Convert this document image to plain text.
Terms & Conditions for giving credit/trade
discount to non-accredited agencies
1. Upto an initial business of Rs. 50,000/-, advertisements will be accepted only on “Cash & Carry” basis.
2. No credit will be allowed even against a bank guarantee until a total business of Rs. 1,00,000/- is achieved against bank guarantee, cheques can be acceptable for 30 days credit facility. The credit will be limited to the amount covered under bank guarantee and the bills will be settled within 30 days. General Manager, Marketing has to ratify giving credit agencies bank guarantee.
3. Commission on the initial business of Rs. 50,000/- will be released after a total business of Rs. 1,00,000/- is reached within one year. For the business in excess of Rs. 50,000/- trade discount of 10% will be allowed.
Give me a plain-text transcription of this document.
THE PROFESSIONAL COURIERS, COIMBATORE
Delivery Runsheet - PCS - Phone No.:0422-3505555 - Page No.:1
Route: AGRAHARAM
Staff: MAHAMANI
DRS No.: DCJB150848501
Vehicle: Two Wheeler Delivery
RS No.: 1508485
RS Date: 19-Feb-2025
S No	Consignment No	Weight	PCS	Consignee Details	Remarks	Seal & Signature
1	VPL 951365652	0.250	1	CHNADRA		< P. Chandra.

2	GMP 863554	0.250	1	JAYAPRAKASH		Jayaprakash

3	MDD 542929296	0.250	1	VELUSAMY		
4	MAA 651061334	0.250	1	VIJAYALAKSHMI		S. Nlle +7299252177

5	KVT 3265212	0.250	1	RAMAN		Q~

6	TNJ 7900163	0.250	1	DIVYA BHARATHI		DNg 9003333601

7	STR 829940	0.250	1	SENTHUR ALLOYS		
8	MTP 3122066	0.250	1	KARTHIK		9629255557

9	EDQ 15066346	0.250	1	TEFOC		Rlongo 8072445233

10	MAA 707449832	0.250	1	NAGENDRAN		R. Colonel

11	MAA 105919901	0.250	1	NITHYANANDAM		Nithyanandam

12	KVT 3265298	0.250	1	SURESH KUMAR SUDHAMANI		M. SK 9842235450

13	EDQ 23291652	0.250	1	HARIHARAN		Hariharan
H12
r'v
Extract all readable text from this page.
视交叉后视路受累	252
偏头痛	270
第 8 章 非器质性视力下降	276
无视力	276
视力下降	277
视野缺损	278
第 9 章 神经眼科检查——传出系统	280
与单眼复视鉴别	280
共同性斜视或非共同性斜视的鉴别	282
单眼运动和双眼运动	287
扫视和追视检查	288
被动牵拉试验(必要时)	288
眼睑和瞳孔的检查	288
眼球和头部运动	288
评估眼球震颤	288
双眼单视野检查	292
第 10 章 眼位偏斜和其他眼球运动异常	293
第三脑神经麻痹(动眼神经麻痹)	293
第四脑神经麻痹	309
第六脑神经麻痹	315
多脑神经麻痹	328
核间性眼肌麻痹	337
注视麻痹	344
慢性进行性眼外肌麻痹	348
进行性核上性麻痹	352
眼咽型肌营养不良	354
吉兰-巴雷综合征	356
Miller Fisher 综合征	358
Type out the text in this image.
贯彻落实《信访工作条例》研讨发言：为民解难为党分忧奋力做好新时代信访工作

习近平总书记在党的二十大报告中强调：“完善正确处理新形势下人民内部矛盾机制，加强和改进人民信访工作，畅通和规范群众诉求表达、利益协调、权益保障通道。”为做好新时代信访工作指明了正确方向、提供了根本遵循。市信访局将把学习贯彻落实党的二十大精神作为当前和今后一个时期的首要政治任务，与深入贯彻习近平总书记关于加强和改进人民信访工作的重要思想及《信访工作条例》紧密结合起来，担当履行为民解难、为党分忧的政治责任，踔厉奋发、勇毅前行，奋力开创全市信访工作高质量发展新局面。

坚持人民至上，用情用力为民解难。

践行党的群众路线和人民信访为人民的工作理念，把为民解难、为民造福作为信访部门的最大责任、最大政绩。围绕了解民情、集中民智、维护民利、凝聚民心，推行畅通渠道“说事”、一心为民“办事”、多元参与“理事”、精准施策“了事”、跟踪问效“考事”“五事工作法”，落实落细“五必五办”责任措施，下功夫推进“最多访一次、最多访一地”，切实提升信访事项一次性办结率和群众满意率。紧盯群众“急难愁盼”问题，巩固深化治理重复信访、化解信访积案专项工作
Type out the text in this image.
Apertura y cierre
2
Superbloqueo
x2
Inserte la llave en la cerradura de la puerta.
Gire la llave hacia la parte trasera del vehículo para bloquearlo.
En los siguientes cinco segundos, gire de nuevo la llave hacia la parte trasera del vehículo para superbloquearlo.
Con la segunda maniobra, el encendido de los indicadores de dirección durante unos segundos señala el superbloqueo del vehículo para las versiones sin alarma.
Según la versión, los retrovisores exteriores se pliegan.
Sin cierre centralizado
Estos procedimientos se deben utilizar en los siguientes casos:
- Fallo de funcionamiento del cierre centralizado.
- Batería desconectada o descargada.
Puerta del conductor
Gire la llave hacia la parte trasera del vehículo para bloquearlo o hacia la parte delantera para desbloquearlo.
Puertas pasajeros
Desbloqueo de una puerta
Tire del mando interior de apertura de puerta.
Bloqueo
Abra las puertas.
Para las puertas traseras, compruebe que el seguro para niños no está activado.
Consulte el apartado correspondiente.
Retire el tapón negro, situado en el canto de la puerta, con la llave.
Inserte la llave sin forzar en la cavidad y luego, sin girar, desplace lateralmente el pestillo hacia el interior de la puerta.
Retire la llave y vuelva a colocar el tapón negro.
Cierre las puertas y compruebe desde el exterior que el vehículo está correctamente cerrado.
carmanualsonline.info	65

+++++

**REQUIRED WORK**
Write out all records exactly, keeping every detail.

**TASK SOLUTION**
Convert this document image to plain text.
Terms & Conditions for giving credit/trade
discount to non-accredited agencies
1. Upto an initial business of Rs. 50,000/-, advertisements will be accepted only on “Cash & Carry” basis.
2. No credit will be allowed even against a bank guarantee until a total business of Rs. 1,00,000/- is achieved against bank guarantee, cheques can be acceptable for 30 days credit facility. The credit will be limited to the amount covered under bank guarantee and the bills will be settled within 30 days. General Manager, Marketing has to ratify giving credit agencies bank guarantee.
3. Commission on the initial business of Rs. 50,000/- will be released after a total business of Rs. 1,00,000/- is reached within one year. For the business in excess of Rs. 50,000/- trade discount of 10% will be allowed.
Give me a plain-text transcription of this document.
THE PROFESSIONAL COURIERS, COIMBATORE
Delivery Runsheet - PCS - Phone No.:0422-3505555 - Page No.:1
Route: AGRAHARAM
Staff: MAHAMANI
DRS No.: DCJB150848501
Vehicle: Two Wheeler Delivery
RS No.: 1508485
RS Date: 19-Feb-2025
S No	Consignment No	Weight	PCS	Consignee Details	Remarks	Seal & Signature
1	VPL 951365652	0.250	1	CHNADRA		< P. Chandra.

2	GMP 863554	0.250	1	JAYAPRAKASH		Jayaprakash

3	MDD 542929296	0.250	1	VELUSAMY		
4	MAA 651061334	0.250	1	VIJAYALAKSHMI		S. Nlle +7299252177

5	KVT 3265212	0.250	1	RAMAN		Q~

6	TNJ 7900163	0.250	1	DIVYA BHARATHI		DNg 9003333601

7	STR 829940	0.250	1	SENTHUR ALLOYS		
8	MTP 3122066	0.250	1	KARTHIK		9629255557

9	EDQ 15066346	0.250	1	TEFOC		Rlongo 8072445233

10	MAA 707449832	0.250	1	NAGENDRAN		R. Colonel

11	MAA 105919901	0.250	1	NITHYANANDAM		Nithyanandam

12	KVT 3265298	0.250	1	SURESH KUMAR SUDHAMANI		M. SK 9842235450

13	EDQ 23291652	0.250	1	HARIHARAN		Hariharan
H12
r'v
Extract all readable text from this page.
视交叉后视路受累	252
偏头痛	270
第 8 章 非器质性视力下降	276
无视力	276
视力下降	277
视野缺损	278
第 9 章 神经眼科检查——传出系统	280
与单眼复视鉴别	280
共同性斜视或非共同性斜视的鉴别	282
单眼运动和双眼运动	287
扫视和追视检查	288
被动牵拉试验(必要时)	288
眼睑和瞳孔的检查	288
眼球和头部运动	288
评估眼球震颤	288
双眼单视野检查	292
第 10 章 眼位偏斜和其他眼球运动异常	293
第三脑神经麻痹(动眼神经麻痹)	293
第四脑神经麻痹	309
第六脑神经麻痹	315
多脑神经麻痹	328
核间性眼肌麻痹	337
注视麻痹	344
慢性进行性眼外肌麻痹	348
进行性核上性麻痹	352
眼咽型肌营养不良	354
吉兰-巴雷综合征	356
Miller Fisher 综合征	358
Type out the text in this image.
贯彻落实《信访工作条例》研讨发言：为民解难为党分忧奋力做好新时代信访工作

习近平总书记在党的二十大报告中强调：“完善正确处理新形势下人民内部矛盾机制，加强和改进人民信访工作，畅通和规范群众诉求表达、利益协调、权益保障通道。”为做好新时代信访工作指明了正确方向、提供了根本遵循。市信访局将把学习贯彻落实党的二十大精神作为当前和今后一个时期的首要政治任务，与深入贯彻习近平总书记关于加强和改进人民信访工作的重要思想及《信访工作条例》紧密结合起来，担当履行为民解难、为党分忧的政治责任，踔厉奋发、勇毅前行，奋力开创全市信访工作高质量发展新局面。

坚持人民至上，用情用力为民解难。

践行党的群众路线和人民信访为人民的工作理念，把为民解难、为民造福作为信访部门的最大责任、最大政绩。围绕了解民情、集中民智、维护民利、凝聚民心，推行畅通渠道“说事”、一心为民“办事”、多元参与“理事”、精准施策“了事”、跟踪问效“考事”“五事工作法”，落实落细“五必五办”责任措施，下功夫推进“最多访一次、最多访一地”，切实提升信访事项一次性办结率和群众满意率。紧盯群众“急难愁盼”问题，巩固深化治理重复信访、化解信访积案专项工作
Type out the text in this image.
Apertura y cierre
2
Superbloqueo
x2
Inserte la llave en la cerradura de la puerta.
Gire la llave hacia la parte trasera del vehículo para bloquearlo.
En los siguientes cinco segundos, gire de nuevo la llave hacia la parte trasera del vehículo para superbloquearlo.
Con la segunda maniobra, el encendido de los indicadores de dirección durante unos segundos señala el superbloqueo del vehículo para las versiones sin alarma.
Según la versión, los retrovisores exteriores se pliegan.
Sin cierre centralizado
Estos procedimientos se deben utilizar en los siguientes casos:
- Fallo de funcionamiento del cierre centralizado.
- Batería desconectada o descargada.
Puerta del conductor
Gire la llave hacia la parte trasera del vehículo para bloquearlo o hacia la parte delantera para desbloquearlo.
Puertas pasajeros
Desbloqueo de una puerta
Tire del mando interior de apertura de puerta.
Bloqueo
Abra las puertas.
Para las puertas traseras, compruebe que el seguro para niños no está activado.
Consulte el apartado correspondiente.
Retire el tapón negro, situado en el canto de la puerta, con la llave.
Inserte la llave sin forzar en la cavidad y luego, sin girar, desplace lateralmente el pestillo hacia el interior de la puerta.
Retire la llave y vuelva a colocar el tapón negro.
Cierre las puertas y compruebe desde el exterior que el vehículo está correctamente cerrado.
carmanualsonline.info	65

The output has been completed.